Extracts from a graphics dataset:

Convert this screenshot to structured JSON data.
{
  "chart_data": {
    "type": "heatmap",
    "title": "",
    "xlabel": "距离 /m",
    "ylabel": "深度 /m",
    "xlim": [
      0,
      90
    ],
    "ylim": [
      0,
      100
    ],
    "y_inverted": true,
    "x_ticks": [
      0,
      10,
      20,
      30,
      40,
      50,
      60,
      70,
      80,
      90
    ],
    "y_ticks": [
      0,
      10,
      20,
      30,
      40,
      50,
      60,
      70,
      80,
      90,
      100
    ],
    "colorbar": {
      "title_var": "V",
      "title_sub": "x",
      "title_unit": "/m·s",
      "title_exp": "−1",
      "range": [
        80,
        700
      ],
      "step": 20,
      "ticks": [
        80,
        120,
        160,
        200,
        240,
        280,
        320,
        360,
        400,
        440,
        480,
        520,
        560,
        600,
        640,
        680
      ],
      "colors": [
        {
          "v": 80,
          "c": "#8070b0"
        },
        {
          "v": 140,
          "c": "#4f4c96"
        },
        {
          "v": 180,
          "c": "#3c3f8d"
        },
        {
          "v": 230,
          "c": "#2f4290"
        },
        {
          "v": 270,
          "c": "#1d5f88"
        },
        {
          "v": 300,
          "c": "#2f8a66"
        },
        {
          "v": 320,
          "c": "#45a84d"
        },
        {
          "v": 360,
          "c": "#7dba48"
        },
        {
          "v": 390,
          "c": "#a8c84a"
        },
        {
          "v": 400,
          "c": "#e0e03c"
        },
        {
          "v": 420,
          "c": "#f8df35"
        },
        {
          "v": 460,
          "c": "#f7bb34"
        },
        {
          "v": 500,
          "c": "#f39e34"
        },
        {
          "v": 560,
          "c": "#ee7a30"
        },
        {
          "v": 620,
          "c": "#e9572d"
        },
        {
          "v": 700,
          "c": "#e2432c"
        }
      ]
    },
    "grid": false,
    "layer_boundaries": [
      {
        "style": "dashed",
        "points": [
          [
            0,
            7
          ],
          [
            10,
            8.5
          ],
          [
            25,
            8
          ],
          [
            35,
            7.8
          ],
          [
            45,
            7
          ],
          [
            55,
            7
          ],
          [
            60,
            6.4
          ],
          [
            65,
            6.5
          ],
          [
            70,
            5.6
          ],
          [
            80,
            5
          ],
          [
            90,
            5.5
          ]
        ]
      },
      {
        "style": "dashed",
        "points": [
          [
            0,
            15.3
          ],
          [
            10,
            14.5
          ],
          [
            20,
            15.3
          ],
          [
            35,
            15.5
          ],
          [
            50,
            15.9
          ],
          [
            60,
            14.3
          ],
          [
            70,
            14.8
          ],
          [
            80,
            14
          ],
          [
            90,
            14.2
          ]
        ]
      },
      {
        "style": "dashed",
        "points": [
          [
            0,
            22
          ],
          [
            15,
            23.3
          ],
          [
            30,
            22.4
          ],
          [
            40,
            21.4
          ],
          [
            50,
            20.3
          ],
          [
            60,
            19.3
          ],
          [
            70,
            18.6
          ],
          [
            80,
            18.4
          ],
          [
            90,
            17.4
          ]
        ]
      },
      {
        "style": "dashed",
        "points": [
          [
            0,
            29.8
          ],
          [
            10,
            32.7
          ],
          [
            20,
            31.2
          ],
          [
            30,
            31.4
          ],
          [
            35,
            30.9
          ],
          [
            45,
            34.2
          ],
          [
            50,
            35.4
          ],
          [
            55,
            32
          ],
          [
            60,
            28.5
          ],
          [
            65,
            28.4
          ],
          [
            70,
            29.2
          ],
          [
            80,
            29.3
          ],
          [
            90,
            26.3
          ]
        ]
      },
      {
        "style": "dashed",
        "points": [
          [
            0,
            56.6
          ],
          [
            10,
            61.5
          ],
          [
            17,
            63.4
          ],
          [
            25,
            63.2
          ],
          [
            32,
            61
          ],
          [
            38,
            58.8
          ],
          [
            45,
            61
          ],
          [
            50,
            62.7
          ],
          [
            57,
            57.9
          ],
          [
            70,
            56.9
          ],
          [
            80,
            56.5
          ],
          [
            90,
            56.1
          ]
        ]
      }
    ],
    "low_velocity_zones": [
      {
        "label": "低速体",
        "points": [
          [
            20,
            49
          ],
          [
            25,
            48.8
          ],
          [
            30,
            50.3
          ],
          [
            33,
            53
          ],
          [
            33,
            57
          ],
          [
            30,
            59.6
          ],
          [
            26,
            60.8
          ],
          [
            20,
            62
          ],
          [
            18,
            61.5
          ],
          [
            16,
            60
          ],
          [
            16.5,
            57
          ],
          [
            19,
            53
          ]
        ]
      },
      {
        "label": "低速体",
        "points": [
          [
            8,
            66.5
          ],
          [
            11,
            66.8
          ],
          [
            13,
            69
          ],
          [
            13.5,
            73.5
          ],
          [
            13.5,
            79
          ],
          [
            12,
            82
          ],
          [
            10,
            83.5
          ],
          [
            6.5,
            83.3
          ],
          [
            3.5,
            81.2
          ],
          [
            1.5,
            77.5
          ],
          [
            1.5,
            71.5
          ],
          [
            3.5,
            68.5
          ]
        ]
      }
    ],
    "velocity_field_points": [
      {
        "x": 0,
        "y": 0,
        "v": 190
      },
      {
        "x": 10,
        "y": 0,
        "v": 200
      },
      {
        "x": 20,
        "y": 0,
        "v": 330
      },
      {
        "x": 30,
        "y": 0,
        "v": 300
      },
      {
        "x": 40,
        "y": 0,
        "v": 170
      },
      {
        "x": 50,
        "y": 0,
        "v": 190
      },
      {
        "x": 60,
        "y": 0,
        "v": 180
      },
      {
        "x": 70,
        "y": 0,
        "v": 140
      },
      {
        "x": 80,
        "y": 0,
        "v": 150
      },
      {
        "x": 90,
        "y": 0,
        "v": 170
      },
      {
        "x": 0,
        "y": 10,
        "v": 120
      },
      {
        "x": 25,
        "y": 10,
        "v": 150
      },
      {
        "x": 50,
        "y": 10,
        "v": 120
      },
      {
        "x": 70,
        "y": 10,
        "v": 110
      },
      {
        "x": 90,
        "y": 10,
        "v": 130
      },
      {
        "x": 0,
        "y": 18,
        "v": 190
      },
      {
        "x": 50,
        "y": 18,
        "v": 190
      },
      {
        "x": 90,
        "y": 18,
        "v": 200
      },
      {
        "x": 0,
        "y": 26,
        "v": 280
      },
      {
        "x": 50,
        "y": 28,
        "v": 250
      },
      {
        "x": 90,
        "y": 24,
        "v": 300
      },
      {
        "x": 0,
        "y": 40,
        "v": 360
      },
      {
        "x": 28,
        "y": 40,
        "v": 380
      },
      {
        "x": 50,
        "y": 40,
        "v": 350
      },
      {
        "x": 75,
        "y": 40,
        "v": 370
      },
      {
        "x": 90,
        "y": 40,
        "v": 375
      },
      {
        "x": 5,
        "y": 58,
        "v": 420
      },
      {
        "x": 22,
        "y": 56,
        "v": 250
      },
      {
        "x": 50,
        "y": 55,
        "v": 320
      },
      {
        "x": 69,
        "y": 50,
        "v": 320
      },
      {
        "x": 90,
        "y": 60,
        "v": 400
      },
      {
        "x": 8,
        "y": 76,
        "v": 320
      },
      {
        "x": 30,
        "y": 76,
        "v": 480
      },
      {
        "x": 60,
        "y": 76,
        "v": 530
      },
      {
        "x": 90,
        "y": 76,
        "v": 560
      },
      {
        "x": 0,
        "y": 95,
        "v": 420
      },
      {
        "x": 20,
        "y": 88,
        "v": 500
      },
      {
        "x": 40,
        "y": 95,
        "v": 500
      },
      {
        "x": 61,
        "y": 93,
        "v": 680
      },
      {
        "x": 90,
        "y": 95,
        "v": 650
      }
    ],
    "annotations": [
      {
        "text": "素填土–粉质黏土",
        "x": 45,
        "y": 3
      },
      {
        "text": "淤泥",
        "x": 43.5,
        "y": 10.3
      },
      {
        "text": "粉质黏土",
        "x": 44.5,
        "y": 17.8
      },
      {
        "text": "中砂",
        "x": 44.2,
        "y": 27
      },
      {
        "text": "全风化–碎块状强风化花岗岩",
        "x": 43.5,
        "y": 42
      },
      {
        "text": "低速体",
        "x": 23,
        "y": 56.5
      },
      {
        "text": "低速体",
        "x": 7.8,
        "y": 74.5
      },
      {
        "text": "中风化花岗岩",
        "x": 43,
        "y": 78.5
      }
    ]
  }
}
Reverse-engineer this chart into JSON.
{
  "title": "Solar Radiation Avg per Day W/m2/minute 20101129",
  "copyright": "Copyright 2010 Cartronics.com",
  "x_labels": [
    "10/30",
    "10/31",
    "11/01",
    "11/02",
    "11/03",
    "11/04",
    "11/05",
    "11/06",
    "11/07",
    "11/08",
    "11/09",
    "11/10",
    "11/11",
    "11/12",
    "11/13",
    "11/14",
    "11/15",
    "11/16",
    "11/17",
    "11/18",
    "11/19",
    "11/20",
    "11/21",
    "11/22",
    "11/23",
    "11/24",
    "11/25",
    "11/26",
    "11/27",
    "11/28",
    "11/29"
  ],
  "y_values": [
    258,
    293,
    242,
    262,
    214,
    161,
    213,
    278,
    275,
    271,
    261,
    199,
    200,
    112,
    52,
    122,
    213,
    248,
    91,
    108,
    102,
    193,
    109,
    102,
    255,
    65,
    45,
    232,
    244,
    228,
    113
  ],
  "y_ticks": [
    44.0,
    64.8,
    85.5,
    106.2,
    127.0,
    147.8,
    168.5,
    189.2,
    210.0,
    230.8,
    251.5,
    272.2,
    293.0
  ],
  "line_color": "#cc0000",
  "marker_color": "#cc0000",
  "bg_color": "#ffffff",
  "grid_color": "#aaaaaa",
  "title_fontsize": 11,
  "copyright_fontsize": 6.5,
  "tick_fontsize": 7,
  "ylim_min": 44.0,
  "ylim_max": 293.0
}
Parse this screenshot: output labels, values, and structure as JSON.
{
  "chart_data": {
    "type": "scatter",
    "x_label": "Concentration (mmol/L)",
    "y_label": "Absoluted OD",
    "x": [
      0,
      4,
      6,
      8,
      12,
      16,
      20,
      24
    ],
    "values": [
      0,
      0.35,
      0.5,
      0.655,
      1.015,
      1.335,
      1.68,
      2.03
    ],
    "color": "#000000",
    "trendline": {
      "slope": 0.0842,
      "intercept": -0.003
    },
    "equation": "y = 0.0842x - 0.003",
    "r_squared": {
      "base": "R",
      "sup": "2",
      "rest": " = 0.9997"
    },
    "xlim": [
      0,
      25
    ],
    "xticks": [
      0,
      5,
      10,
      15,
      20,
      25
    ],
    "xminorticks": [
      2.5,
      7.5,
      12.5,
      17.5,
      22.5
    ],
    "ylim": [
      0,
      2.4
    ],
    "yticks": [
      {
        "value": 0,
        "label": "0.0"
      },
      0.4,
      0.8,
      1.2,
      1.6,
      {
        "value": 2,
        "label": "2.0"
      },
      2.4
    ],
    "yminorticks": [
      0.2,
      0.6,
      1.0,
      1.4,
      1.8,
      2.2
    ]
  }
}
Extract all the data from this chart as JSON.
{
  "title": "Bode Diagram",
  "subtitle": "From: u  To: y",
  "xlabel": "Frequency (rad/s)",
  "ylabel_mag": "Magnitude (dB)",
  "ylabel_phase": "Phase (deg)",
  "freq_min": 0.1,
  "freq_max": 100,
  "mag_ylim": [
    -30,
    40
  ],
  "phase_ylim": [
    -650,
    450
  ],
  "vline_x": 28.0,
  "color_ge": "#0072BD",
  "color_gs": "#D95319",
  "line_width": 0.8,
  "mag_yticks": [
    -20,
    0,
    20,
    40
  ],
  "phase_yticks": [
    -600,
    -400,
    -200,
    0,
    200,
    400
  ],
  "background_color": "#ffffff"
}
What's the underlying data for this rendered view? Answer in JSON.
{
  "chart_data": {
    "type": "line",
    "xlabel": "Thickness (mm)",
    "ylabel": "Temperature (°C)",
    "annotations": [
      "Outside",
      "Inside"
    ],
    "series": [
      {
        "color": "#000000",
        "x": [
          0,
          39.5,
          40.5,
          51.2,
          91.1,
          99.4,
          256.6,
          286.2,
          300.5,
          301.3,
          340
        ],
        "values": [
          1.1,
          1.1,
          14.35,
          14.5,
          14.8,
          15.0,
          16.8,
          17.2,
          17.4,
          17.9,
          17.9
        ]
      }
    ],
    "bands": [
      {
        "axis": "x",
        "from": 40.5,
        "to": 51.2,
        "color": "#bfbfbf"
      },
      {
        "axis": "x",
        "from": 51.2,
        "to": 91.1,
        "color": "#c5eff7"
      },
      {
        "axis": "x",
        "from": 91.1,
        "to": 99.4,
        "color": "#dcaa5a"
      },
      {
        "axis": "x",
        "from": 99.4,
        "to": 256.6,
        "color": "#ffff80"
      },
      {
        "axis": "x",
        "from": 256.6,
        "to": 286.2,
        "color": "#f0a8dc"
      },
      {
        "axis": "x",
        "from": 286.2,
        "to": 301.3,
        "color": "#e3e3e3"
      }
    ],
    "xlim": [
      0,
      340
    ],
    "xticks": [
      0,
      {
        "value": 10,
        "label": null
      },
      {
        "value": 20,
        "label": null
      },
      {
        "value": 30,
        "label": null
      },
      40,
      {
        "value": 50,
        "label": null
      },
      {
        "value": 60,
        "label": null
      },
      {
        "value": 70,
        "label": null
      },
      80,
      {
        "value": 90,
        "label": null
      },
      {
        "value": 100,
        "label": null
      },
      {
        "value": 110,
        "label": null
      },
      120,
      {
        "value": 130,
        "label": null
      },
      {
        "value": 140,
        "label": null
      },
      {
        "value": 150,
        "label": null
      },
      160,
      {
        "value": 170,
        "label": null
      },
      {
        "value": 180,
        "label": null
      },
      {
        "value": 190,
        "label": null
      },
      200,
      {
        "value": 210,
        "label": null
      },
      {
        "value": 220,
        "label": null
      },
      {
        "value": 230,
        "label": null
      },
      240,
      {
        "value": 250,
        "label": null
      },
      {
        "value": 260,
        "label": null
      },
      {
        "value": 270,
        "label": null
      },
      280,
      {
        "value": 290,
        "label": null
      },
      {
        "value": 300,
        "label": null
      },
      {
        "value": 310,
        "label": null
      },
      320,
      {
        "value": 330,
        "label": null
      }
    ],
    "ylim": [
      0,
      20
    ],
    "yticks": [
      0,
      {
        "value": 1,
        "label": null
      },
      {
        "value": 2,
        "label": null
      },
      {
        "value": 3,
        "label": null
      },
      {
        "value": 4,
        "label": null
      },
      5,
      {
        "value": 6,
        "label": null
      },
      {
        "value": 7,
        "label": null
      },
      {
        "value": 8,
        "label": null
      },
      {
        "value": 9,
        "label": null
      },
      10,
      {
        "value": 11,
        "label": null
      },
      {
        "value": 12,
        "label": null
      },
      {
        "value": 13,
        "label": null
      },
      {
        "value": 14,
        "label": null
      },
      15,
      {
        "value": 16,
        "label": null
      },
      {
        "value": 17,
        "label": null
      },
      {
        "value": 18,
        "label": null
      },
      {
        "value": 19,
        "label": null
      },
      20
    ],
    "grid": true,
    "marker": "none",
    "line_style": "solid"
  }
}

YOUR GOAL:
Count the lines that include the word "ffffff" and state the result as a bare number.

TASK SOLUTION:
2